◆ **TASK DESCRIPTION**
List every line in this data where the string "когда" occurs.

◆ **DATA ENTRIES**
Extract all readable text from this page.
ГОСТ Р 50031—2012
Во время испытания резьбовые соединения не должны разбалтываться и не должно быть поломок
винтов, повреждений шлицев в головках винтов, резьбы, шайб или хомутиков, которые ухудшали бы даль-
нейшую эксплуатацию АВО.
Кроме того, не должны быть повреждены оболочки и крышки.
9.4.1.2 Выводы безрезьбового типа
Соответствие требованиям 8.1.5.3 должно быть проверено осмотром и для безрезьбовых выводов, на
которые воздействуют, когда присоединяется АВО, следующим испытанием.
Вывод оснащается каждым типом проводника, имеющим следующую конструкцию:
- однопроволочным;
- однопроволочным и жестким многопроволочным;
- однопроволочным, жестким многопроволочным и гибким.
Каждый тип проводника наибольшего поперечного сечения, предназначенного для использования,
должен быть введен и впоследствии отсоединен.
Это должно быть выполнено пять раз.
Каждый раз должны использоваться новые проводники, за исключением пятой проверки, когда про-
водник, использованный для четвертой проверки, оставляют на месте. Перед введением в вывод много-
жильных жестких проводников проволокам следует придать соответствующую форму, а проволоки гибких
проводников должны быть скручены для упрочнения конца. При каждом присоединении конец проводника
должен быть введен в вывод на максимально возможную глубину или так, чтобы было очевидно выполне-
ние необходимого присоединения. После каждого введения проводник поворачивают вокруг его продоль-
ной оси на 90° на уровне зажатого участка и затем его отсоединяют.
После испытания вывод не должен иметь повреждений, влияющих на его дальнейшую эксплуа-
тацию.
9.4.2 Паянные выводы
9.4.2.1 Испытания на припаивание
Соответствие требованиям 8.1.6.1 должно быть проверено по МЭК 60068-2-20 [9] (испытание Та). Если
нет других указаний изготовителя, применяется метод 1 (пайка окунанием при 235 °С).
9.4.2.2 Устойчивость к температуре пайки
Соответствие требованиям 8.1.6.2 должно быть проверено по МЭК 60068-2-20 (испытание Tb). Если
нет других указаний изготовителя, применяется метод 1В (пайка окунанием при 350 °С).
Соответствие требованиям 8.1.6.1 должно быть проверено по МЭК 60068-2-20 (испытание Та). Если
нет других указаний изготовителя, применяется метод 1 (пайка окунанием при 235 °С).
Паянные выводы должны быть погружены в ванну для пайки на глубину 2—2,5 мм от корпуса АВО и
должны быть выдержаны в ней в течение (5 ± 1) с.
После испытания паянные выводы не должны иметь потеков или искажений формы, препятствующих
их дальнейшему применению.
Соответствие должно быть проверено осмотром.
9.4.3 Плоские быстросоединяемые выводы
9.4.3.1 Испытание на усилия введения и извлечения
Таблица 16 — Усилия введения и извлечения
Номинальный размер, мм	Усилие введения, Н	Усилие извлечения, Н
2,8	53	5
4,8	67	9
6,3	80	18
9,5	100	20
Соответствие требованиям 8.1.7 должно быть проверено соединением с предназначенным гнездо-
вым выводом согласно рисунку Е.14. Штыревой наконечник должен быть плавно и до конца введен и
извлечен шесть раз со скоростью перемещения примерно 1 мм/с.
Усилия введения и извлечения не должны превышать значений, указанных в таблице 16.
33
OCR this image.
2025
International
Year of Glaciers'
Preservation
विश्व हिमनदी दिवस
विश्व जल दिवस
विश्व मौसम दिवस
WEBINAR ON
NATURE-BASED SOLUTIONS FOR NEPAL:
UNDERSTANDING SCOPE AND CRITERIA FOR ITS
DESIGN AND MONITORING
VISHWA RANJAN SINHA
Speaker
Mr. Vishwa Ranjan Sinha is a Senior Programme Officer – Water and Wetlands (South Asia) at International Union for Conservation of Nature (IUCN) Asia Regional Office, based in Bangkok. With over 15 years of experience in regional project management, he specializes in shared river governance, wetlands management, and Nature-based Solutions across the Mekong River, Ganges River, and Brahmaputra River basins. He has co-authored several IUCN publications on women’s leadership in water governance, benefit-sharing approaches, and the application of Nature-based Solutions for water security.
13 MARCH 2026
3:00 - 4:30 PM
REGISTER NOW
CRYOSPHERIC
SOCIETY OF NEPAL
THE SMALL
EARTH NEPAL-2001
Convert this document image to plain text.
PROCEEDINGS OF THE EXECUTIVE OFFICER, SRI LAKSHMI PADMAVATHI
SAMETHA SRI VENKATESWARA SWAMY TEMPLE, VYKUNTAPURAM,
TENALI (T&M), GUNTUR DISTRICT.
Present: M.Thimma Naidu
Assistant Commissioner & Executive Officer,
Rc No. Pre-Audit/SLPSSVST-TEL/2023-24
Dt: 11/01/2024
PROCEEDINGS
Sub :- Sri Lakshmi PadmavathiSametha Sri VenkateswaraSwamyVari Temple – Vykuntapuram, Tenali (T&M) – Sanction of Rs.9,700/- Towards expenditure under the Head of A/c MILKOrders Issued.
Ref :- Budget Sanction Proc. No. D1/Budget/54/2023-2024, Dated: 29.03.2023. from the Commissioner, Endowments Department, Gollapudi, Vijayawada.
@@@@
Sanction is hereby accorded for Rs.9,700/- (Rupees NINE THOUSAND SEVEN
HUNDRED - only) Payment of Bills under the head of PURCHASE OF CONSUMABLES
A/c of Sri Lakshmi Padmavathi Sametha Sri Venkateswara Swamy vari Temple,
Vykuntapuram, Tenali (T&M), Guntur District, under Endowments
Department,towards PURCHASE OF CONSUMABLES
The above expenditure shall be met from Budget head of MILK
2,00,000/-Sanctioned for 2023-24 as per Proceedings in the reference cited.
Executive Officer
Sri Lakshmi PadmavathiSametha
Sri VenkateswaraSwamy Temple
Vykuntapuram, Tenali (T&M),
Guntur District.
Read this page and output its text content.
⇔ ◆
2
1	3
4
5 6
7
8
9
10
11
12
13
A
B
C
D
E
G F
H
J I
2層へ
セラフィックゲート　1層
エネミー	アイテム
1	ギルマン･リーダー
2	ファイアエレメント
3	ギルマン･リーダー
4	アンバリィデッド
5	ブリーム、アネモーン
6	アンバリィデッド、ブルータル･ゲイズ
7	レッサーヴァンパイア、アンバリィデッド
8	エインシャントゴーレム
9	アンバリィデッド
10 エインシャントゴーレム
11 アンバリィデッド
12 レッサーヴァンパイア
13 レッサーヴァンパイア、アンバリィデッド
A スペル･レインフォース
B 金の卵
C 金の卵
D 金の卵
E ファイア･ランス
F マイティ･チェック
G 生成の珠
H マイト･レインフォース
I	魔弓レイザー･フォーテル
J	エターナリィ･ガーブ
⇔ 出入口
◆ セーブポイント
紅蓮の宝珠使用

◆ **RIGHT ANSWER**
которые воздействуют, когда присоединяется АВО, следующим испытанием.
Каждый раз должны использоваться новые проводники, за исключением пятой проверки, когда про-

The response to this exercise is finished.